Write out the listing below in full and exactly, leaving out every picture.

▶

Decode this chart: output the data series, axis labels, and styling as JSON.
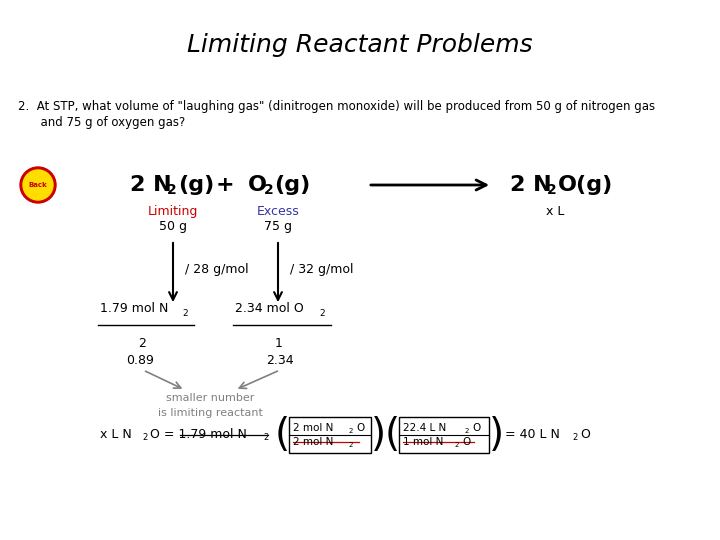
{
  "title": "Limiting Reactant Problems",
  "bg": "#ffffff",
  "title_fs": 18,
  "problem_line1": "2.  At STP, what volume of \"laughing gas\" (dinitrogen monoxide) will be produced from 50 g of nitrogen gas",
  "problem_line2": "      and 75 g of oxygen gas?"
}
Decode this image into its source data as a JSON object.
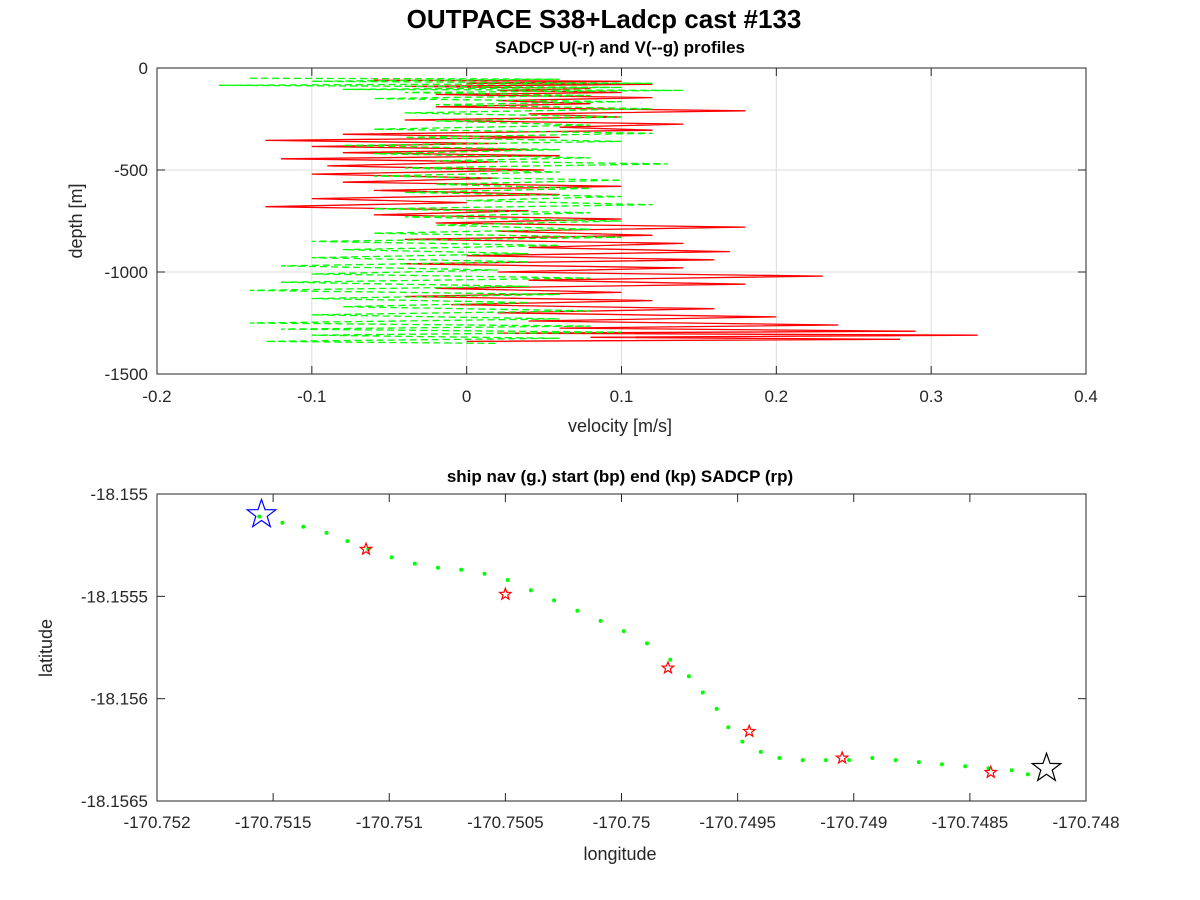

◀

- _ANSWER TO THE TASK_
Decode this chart: output the data series, axis labels, and styling as JSON.
{
  "title": "Limiting Reactant Problems",
  "bg": "#ffffff",
  "title_fs": 18,
  "problem_line1": "2.  At STP, what volume of \"laughing gas\" (dinitrogen monoxide) will be produced from 50 g of nitrogen gas",
  "problem_line2": "      and 75 g of oxygen gas?"
}
Decode this image into its source data as a JSON object.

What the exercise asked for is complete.